TASK ITEM:
What lines below mention the word "JSON"? Copy each one.

RECORDS SHOWN:

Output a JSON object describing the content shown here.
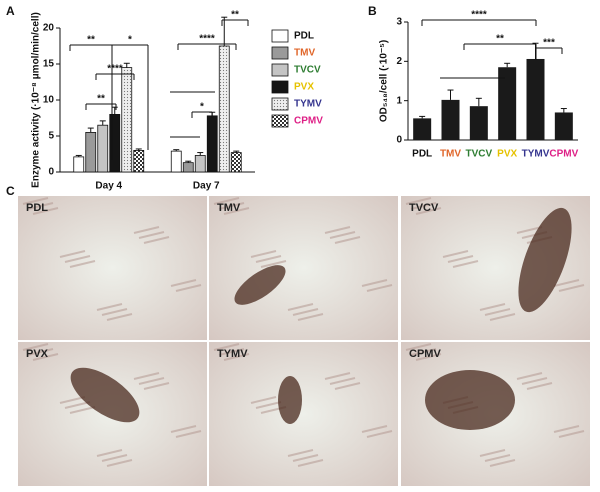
{
  "panel_labels": [
    "A",
    "B",
    "C"
  ],
  "chart_data": [
    {
      "type": "bar",
      "ylabel": "Enzyme activity (·10⁻⁸ μmol/min/cell)",
      "categories": [
        "Day 4",
        "Day 7"
      ],
      "ylim": [
        0,
        20
      ],
      "yticks": [
        0,
        5,
        10,
        15,
        20
      ],
      "series": [
        {
          "name": "PDL",
          "color": "#ffffff",
          "text_color": "#111111",
          "values": [
            2.1,
            2.9
          ],
          "errors": [
            0.2,
            0.2
          ]
        },
        {
          "name": "TMV",
          "color": "#9a9a9a",
          "text_color": "#e0662a",
          "values": [
            5.5,
            1.3
          ],
          "errors": [
            0.6,
            0.2
          ]
        },
        {
          "name": "TVCV",
          "color": "#c4c4c4",
          "text_color": "#2e7d32",
          "values": [
            6.5,
            2.3
          ],
          "errors": [
            0.6,
            0.4
          ]
        },
        {
          "name": "PVX",
          "color": "#151515",
          "text_color": "#e6c200",
          "values": [
            8.0,
            7.8
          ],
          "errors": [
            1.0,
            0.5
          ]
        },
        {
          "name": "TYMV",
          "color": "#e2e2e2",
          "text_color": "#35358f",
          "values": [
            14.5,
            17.5
          ],
          "errors": [
            0.6,
            4.0
          ]
        },
        {
          "name": "CPMV",
          "color": "#6a6a6a",
          "text_color": "#de1f86",
          "values": [
            3.0,
            2.7
          ],
          "errors": [
            0.2,
            0.2
          ]
        }
      ],
      "annotations": [
        "**",
        "*",
        "****",
        "**",
        "**",
        "****",
        "*"
      ]
    },
    {
      "type": "bar",
      "ylabel": "OD₅₄₈/cell (·10⁻⁵)",
      "categories": [
        "PDL",
        "TMV",
        "TVCV",
        "PVX",
        "TYMV",
        "CPMV"
      ],
      "category_colors": [
        "#111111",
        "#e0662a",
        "#2e7d32",
        "#e6c200",
        "#35358f",
        "#de1f86"
      ],
      "values": [
        0.55,
        1.02,
        0.86,
        1.85,
        2.06,
        0.7
      ],
      "errors": [
        0.05,
        0.25,
        0.2,
        0.1,
        0.4,
        0.1
      ],
      "color": "#1a1a1a",
      "ylim": [
        0,
        3
      ],
      "yticks": [
        0,
        1,
        2,
        3
      ],
      "annotations": [
        "****",
        "**",
        "***"
      ]
    }
  ],
  "micrographs": {
    "labels": [
      "PDL",
      "TMV",
      "TVCV",
      "PVX",
      "TYMV",
      "CPMV"
    ]
  }
}
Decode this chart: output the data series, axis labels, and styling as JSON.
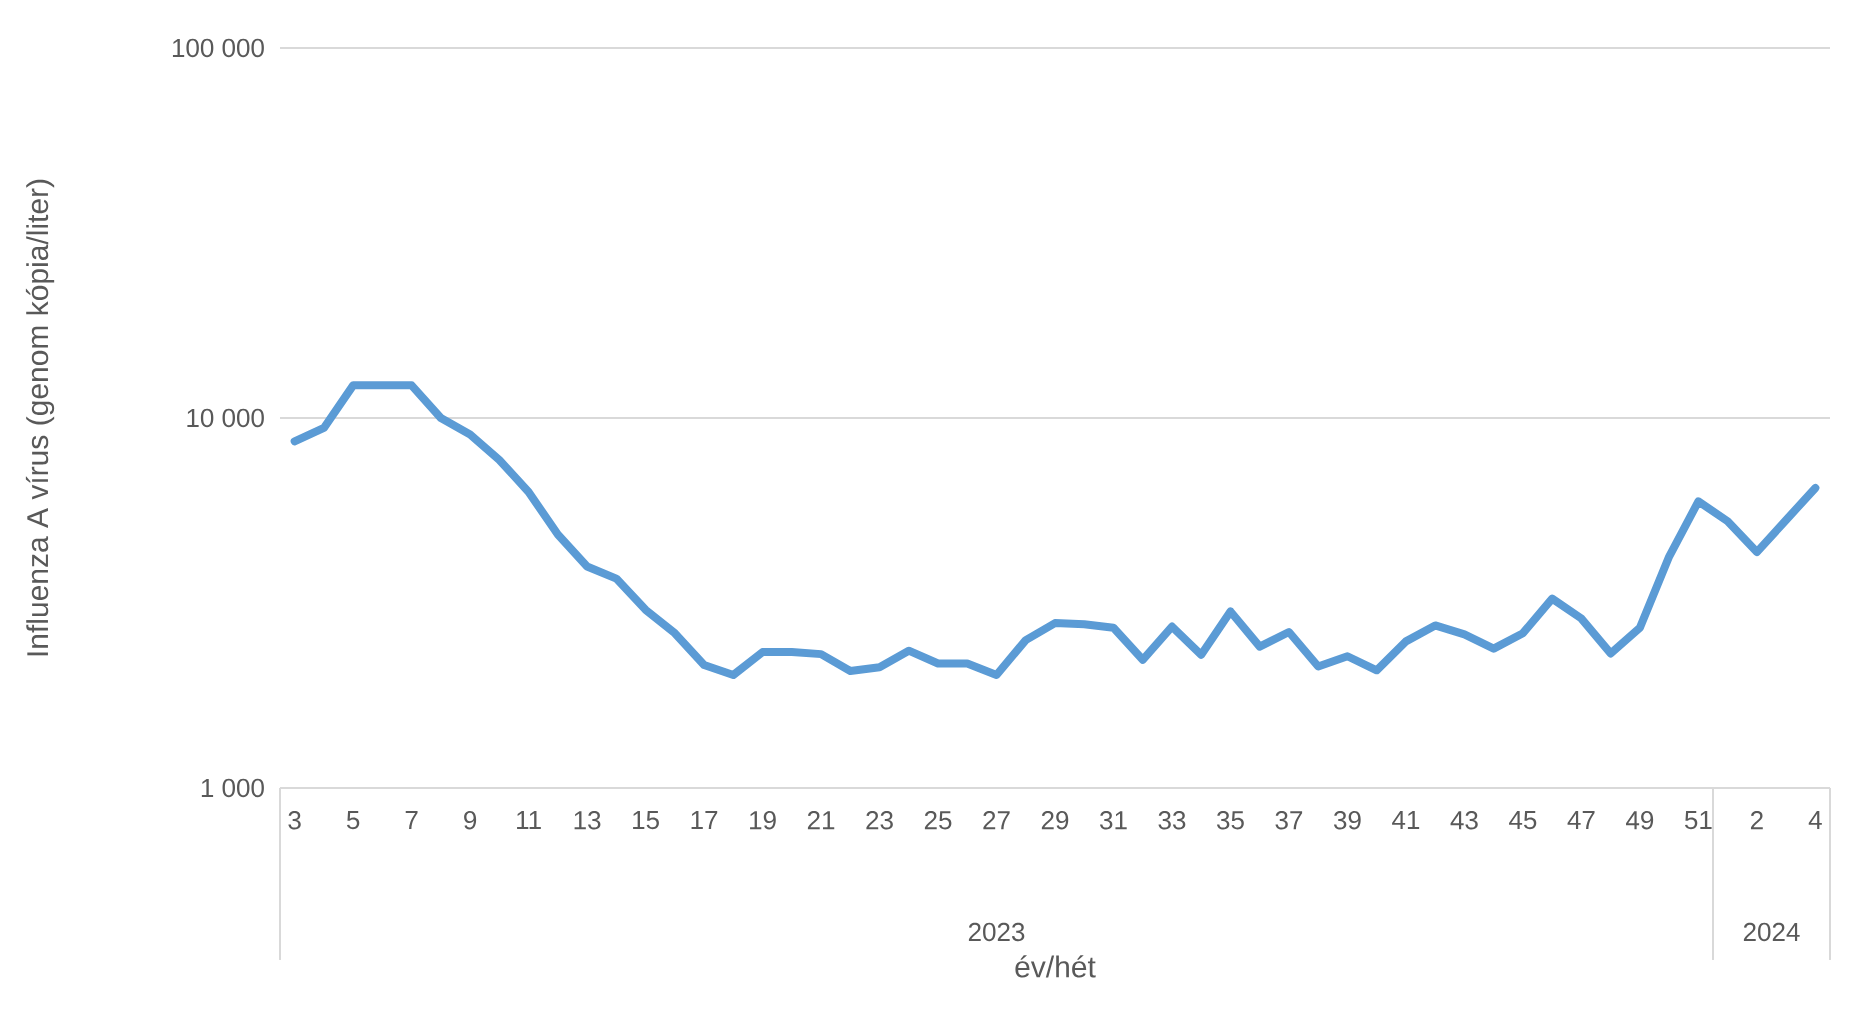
{
  "chart_data": {
    "type": "line",
    "xlabel": "év/hét",
    "ylabel": "Influenza A vírus (genom kópia/liter)",
    "categories": [
      "3",
      null,
      "5",
      null,
      "7",
      null,
      "9",
      null,
      "11",
      null,
      "13",
      null,
      "15",
      null,
      "17",
      null,
      "19",
      null,
      "21",
      null,
      "23",
      null,
      "25",
      null,
      "27",
      null,
      "29",
      null,
      "31",
      null,
      "33",
      null,
      "35",
      null,
      "37",
      null,
      "39",
      null,
      "41",
      null,
      "43",
      null,
      "45",
      null,
      "47",
      null,
      "49",
      null,
      "51",
      null,
      "2",
      null,
      "4"
    ],
    "series": [
      {
        "color": "#5b9bd5",
        "values": [
          8650,
          9400,
          12250,
          12250,
          12250,
          10000,
          9020,
          7700,
          6310,
          4840,
          3970,
          3680,
          3030,
          2620,
          2150,
          2020,
          2330,
          2330,
          2300,
          2070,
          2120,
          2350,
          2170,
          2170,
          2020,
          2510,
          2790,
          2770,
          2710,
          2220,
          2730,
          2290,
          3000,
          2410,
          2640,
          2130,
          2270,
          2080,
          2490,
          2750,
          2600,
          2380,
          2620,
          3250,
          2870,
          2310,
          2710,
          4220,
          5950,
          5260,
          4340,
          5300,
          6470
        ]
      }
    ],
    "log": true,
    "ylim": [
      1000,
      100000
    ],
    "yticks": [
      {
        "value": 1000,
        "label": "1 000"
      },
      {
        "value": 10000,
        "label": "10 000"
      },
      {
        "value": 100000,
        "label": "100 000"
      }
    ],
    "grid": "y",
    "marker": "none",
    "line_style": "solid",
    "annotations": [
      "2023",
      "2024"
    ]
  }
}
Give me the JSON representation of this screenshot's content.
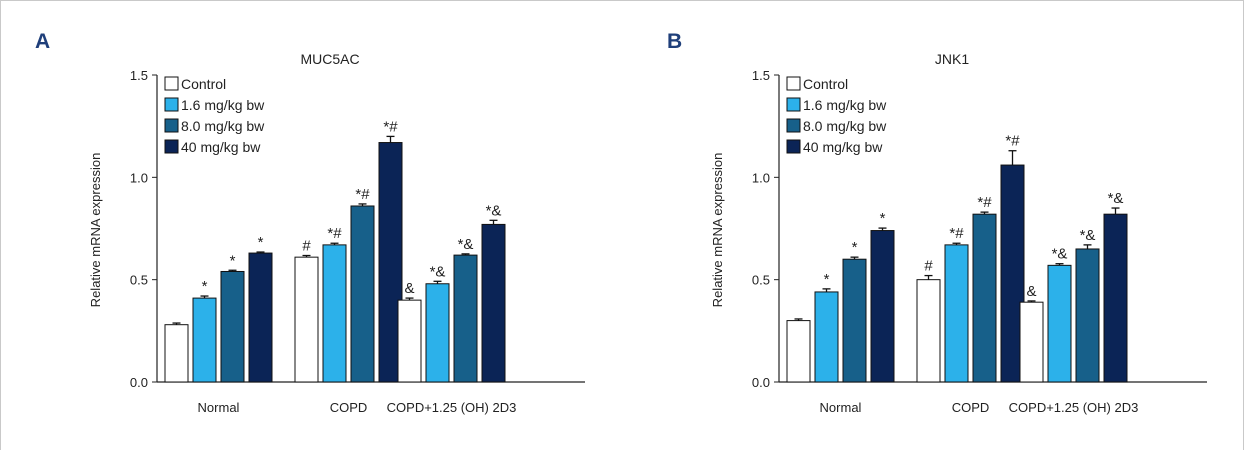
{
  "panels": [
    {
      "letter": "A"
    },
    {
      "letter": "B"
    }
  ],
  "legend": {
    "entries": [
      "Control",
      "1.6 mg/kg bw",
      "8.0 mg/kg bw",
      "40 mg/kg bw"
    ],
    "colors": [
      "#ffffff",
      "#2cb1ea",
      "#17608a",
      "#0b2456"
    ]
  },
  "chart_data": [
    {
      "type": "bar",
      "title": "MUC5AC",
      "ylabel": "Relative mRNA expression",
      "xlabel": "",
      "ylim": [
        0,
        1.5
      ],
      "yticks": [
        "0.0",
        "0.5",
        "1.0",
        "1.5"
      ],
      "categories": [
        "Normal",
        "COPD",
        "COPD+1.25 (OH) 2D3"
      ],
      "series": [
        {
          "name": "Control",
          "values": [
            0.28,
            0.61,
            0.4
          ],
          "errors": [
            0.008,
            0.008,
            0.01
          ],
          "annotations": [
            "",
            "#",
            "&"
          ]
        },
        {
          "name": "1.6 mg/kg bw",
          "values": [
            0.41,
            0.67,
            0.48
          ],
          "errors": [
            0.01,
            0.008,
            0.012
          ],
          "annotations": [
            "*",
            "*#",
            "*&"
          ]
        },
        {
          "name": "8.0 mg/kg bw",
          "values": [
            0.54,
            0.86,
            0.62
          ],
          "errors": [
            0.006,
            0.01,
            0.006
          ],
          "annotations": [
            "*",
            "*#",
            "*&"
          ]
        },
        {
          "name": "40 mg/kg bw",
          "values": [
            0.63,
            1.17,
            0.77
          ],
          "errors": [
            0.005,
            0.03,
            0.02
          ],
          "annotations": [
            "*",
            "*#",
            "*&"
          ]
        }
      ]
    },
    {
      "type": "bar",
      "title": "JNK1",
      "ylabel": "Relative mRNA expression",
      "xlabel": "",
      "ylim": [
        0,
        1.5
      ],
      "yticks": [
        "0.0",
        "0.5",
        "1.0",
        "1.5"
      ],
      "categories": [
        "Normal",
        "COPD",
        "COPD+1.25 (OH) 2D3"
      ],
      "series": [
        {
          "name": "Control",
          "values": [
            0.3,
            0.5,
            0.39
          ],
          "errors": [
            0.008,
            0.02,
            0.006
          ],
          "annotations": [
            "",
            "#",
            "&"
          ]
        },
        {
          "name": "1.6 mg/kg bw",
          "values": [
            0.44,
            0.67,
            0.57
          ],
          "errors": [
            0.015,
            0.008,
            0.008
          ],
          "annotations": [
            "*",
            "*#",
            "*&"
          ]
        },
        {
          "name": "8.0 mg/kg bw",
          "values": [
            0.6,
            0.82,
            0.65
          ],
          "errors": [
            0.01,
            0.01,
            0.02
          ],
          "annotations": [
            "*",
            "*#",
            "*&"
          ]
        },
        {
          "name": "40 mg/kg bw",
          "values": [
            0.74,
            1.06,
            0.82
          ],
          "errors": [
            0.012,
            0.07,
            0.03
          ],
          "annotations": [
            "*",
            "*#",
            "*&"
          ]
        }
      ]
    }
  ]
}
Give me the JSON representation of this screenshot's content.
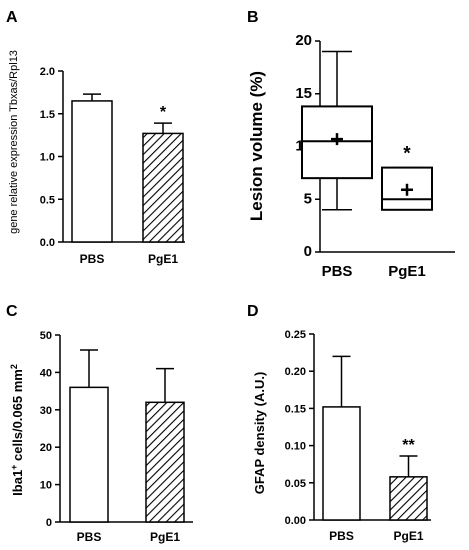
{
  "chart_data": [
    {
      "id": "A",
      "panel_label": "A",
      "type": "bar",
      "ylabel": "gene relative expression Tbxas/Rpl13",
      "ylim": [
        0,
        2.0
      ],
      "yticks": [
        "0.0",
        "0.5",
        "1.0",
        "1.5",
        "2.0"
      ],
      "categories": [
        "PBS",
        "PgE1"
      ],
      "values": [
        1.65,
        1.27
      ],
      "errors": [
        0.08,
        0.12
      ],
      "fills": [
        "open",
        "hatched"
      ],
      "annotations": [
        "",
        "*"
      ]
    },
    {
      "id": "B",
      "panel_label": "B",
      "type": "box",
      "ylabel": "Lesion volume (%)",
      "ylim": [
        0,
        20
      ],
      "yticks": [
        "0",
        "5",
        "10",
        "15",
        "20"
      ],
      "categories": [
        "PBS",
        "PgE1"
      ],
      "boxes": [
        {
          "min": 4,
          "q1": 7,
          "median": 10.5,
          "q3": 13.8,
          "max": 19,
          "mean": 10.7
        },
        {
          "min": 4,
          "q1": 4,
          "median": 5,
          "q3": 8,
          "max": 8,
          "mean": 5.9
        }
      ],
      "annotations": [
        "",
        "*"
      ]
    },
    {
      "id": "C",
      "panel_label": "C",
      "type": "bar",
      "ylabel": "Iba1+ cells/0.065 mm2",
      "ylim": [
        0,
        50
      ],
      "yticks": [
        "0",
        "10",
        "20",
        "30",
        "40",
        "50"
      ],
      "categories": [
        "PBS",
        "PgE1"
      ],
      "values": [
        36,
        32
      ],
      "errors": [
        10,
        9
      ],
      "fills": [
        "open",
        "hatched"
      ],
      "annotations": [
        "",
        ""
      ]
    },
    {
      "id": "D",
      "panel_label": "D",
      "type": "bar",
      "ylabel": "GFAP density (A.U.)",
      "ylim": [
        0,
        0.25
      ],
      "yticks": [
        "0.00",
        "0.05",
        "0.10",
        "0.15",
        "0.20",
        "0.25"
      ],
      "categories": [
        "PBS",
        "PgE1"
      ],
      "values": [
        0.152,
        0.058
      ],
      "errors": [
        0.068,
        0.028
      ],
      "fills": [
        "open",
        "hatched"
      ],
      "annotations": [
        "",
        "**"
      ]
    }
  ]
}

ANSWER FOR THIS EXERCISE:
Output a JSON object describing the content shown here.
Decode this chart: output the data series, axis labels, and styling as JSON.
Give me the JSON representation of this screenshot's content.
Give me the JSON representation of this screenshot's content.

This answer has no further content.